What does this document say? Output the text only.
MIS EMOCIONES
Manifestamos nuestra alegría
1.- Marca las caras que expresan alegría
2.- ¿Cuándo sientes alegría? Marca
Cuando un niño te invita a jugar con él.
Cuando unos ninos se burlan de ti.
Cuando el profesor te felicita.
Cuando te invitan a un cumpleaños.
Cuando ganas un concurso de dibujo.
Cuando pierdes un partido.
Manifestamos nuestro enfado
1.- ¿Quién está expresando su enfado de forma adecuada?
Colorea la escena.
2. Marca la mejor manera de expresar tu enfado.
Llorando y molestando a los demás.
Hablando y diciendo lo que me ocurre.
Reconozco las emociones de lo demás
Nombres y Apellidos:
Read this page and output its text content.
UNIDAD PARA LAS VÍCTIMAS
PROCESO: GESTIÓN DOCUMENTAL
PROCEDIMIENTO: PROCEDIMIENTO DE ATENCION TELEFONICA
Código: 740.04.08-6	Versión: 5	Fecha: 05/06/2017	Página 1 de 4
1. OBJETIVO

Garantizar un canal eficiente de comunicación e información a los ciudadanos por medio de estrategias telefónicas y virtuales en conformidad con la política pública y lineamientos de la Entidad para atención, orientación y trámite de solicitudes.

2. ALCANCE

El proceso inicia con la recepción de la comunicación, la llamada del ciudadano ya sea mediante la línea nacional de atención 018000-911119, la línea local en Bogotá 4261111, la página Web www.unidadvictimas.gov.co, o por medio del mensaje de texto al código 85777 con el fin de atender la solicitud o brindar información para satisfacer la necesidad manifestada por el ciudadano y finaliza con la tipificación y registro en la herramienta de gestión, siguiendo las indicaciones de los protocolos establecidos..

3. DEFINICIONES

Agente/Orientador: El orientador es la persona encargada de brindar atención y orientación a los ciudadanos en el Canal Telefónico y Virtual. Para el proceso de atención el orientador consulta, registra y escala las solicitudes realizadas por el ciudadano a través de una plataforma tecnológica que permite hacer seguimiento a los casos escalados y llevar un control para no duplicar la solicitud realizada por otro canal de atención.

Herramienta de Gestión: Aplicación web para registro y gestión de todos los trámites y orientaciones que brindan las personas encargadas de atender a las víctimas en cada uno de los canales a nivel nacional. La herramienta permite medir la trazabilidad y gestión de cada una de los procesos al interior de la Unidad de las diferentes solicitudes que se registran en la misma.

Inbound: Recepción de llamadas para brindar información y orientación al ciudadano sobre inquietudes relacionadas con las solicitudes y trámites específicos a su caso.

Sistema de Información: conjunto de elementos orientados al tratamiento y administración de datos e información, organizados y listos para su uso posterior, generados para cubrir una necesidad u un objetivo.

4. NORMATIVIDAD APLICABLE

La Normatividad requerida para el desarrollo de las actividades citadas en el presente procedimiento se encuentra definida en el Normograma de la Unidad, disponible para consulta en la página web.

*****

— PROBLEM REQUIREMENTS —
Where a line holds the string "Marca", copy that line.

— ANSWER FOR THE TASK —
1.- Marca las caras que expresan alegría
2.- ¿Cuándo sientes alegría? Marca
2. Marca la mejor manera de expresar tu enfado.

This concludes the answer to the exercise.